- _PROBLEM TO WORK ON_:
Examine each line of the data. Copy those that contain the string "Статья".

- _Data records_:
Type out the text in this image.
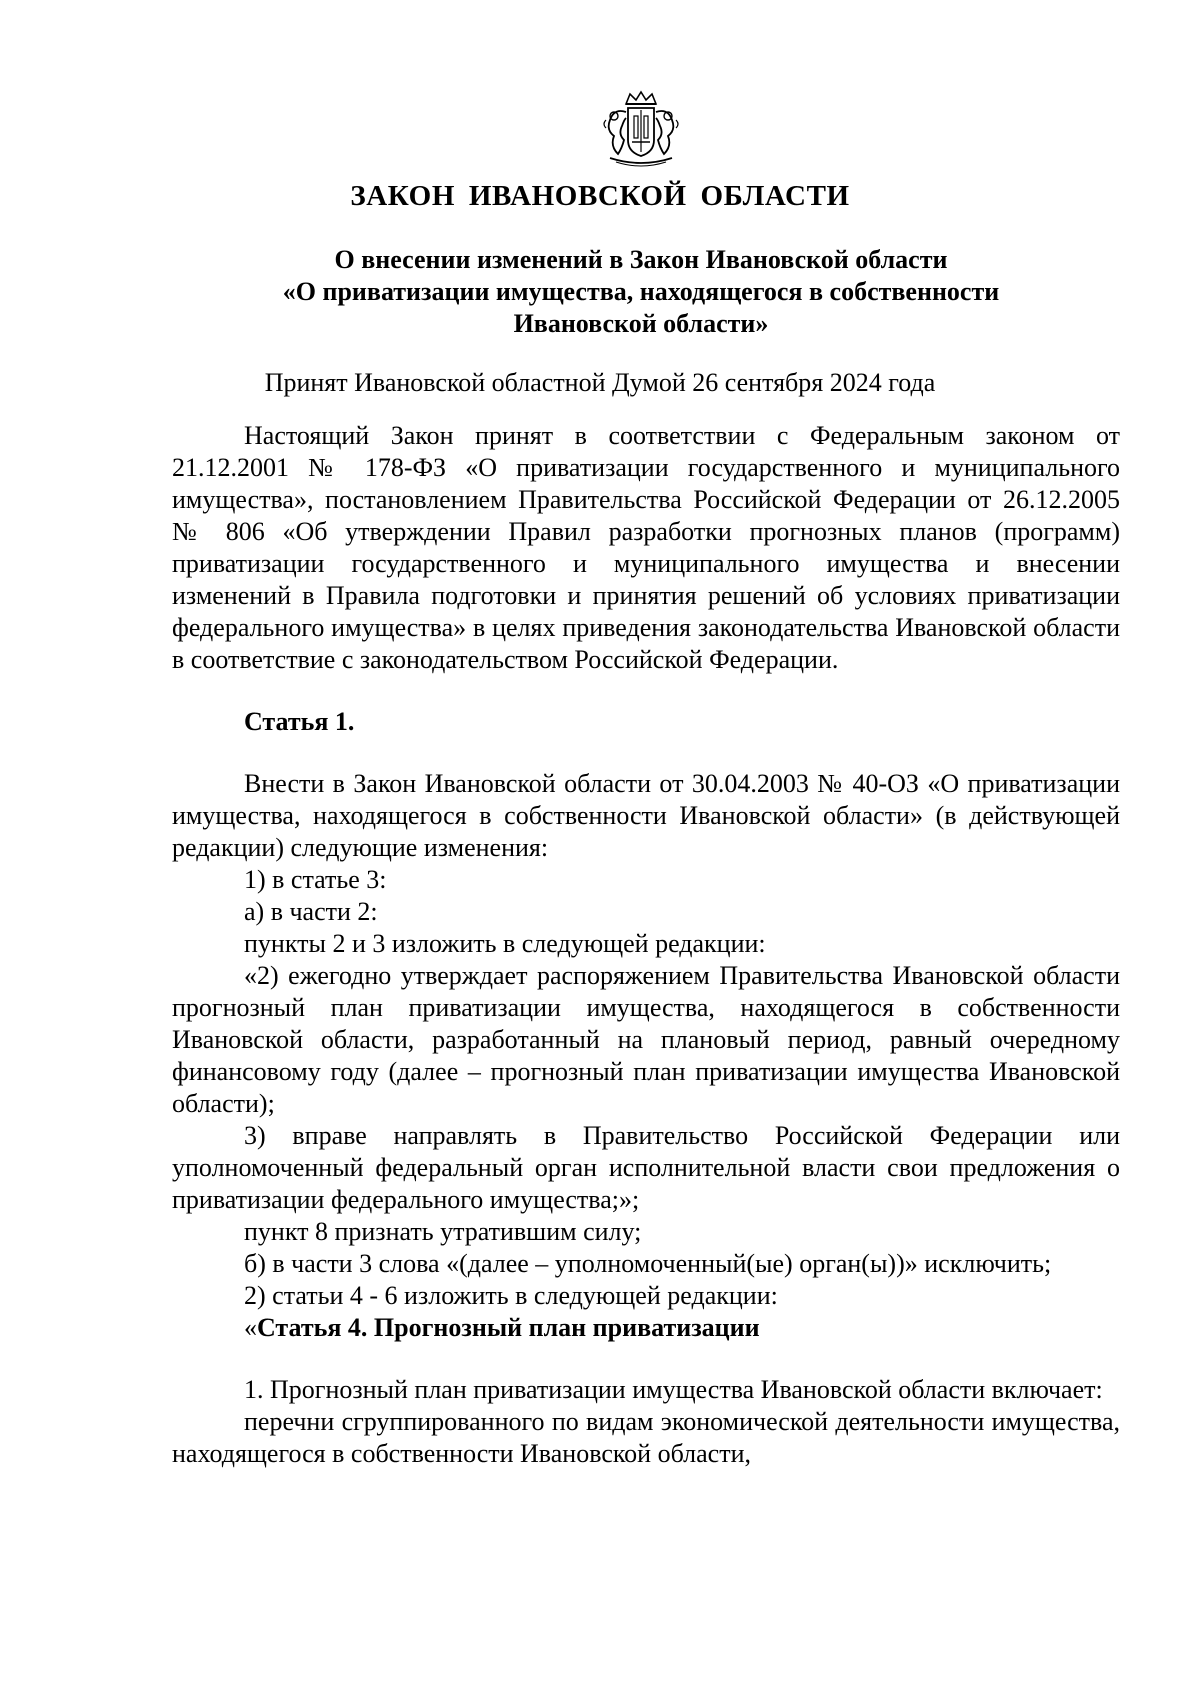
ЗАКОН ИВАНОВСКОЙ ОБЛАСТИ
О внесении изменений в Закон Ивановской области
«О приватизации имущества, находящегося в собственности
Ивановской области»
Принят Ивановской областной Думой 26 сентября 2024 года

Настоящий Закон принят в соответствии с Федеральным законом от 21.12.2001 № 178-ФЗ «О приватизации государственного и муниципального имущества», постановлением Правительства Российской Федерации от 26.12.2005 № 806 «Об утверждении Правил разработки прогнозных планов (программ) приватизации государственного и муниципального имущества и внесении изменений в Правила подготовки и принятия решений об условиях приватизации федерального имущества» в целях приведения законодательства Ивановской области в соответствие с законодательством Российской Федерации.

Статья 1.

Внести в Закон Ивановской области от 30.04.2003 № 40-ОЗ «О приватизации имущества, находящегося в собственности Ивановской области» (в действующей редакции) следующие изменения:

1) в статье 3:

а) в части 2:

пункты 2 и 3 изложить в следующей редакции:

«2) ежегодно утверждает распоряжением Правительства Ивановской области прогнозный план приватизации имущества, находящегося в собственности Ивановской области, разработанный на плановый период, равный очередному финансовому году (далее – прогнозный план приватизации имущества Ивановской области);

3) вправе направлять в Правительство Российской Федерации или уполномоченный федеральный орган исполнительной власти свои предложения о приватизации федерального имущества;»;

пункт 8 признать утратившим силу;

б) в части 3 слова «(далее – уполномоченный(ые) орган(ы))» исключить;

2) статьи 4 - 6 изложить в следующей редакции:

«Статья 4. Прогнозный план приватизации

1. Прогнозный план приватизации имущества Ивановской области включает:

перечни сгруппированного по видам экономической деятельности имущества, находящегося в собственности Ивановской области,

- _SOLUTION FOR THIS PROBLEM_:
Статья 1.
«Статья 4. Прогнозный план приватизации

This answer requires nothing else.